DATASET CONTENT -

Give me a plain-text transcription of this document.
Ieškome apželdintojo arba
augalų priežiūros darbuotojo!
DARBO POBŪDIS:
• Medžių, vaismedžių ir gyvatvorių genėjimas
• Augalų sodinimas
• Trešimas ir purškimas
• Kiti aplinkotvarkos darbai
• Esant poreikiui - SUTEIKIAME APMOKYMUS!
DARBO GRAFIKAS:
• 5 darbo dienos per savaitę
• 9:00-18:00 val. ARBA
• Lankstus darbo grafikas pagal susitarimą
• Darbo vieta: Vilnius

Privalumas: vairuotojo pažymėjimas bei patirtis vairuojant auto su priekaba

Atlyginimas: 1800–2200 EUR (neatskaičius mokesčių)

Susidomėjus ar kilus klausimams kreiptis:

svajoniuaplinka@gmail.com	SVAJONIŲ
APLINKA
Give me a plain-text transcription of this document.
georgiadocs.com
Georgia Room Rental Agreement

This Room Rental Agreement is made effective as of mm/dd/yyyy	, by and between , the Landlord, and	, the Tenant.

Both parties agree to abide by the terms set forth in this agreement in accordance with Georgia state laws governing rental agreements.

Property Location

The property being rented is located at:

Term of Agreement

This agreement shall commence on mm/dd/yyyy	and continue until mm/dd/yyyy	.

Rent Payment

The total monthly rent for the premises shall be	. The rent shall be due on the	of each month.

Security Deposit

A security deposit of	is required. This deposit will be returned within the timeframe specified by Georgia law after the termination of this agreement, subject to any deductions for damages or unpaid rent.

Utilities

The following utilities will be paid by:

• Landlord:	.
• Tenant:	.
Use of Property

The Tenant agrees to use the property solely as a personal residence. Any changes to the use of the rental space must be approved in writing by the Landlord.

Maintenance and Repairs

CHALLENGE - Each record above should be repeated exactly as it appears.

TASK SOLUTION -
Give me a plain-text transcription of this document.
Ieškome apželdintojo arba
augalų priežiūros darbuotojo!
DARBO POBŪDIS:
• Medžių, vaismedžių ir gyvatvorių genėjimas
• Augalų sodinimas
• Trešimas ir purškimas
• Kiti aplinkotvarkos darbai
• Esant poreikiui - SUTEIKIAME APMOKYMUS!
DARBO GRAFIKAS:
• 5 darbo dienos per savaitę
• 9:00-18:00 val. ARBA
• Lankstus darbo grafikas pagal susitarimą
• Darbo vieta: Vilnius

Privalumas: vairuotojo pažymėjimas bei patirtis vairuojant auto su priekaba

Atlyginimas: 1800–2200 EUR (neatskaičius mokesčių)

Susidomėjus ar kilus klausimams kreiptis:

svajoniuaplinka@gmail.com	SVAJONIŲ
APLINKA
Give me a plain-text transcription of this document.
georgiadocs.com
Georgia Room Rental Agreement

This Room Rental Agreement is made effective as of mm/dd/yyyy	, by and between , the Landlord, and	, the Tenant.

Both parties agree to abide by the terms set forth in this agreement in accordance with Georgia state laws governing rental agreements.

Property Location

The property being rented is located at:

Term of Agreement

This agreement shall commence on mm/dd/yyyy	and continue until mm/dd/yyyy	.

Rent Payment

The total monthly rent for the premises shall be	. The rent shall be due on the	of each month.

Security Deposit

A security deposit of	is required. This deposit will be returned within the timeframe specified by Georgia law after the termination of this agreement, subject to any deductions for damages or unpaid rent.

Utilities

The following utilities will be paid by:

• Landlord:	.
• Tenant:	.
Use of Property

The Tenant agrees to use the property solely as a personal residence. Any changes to the use of the rental space must be approved in writing by the Landlord.

Maintenance and Repairs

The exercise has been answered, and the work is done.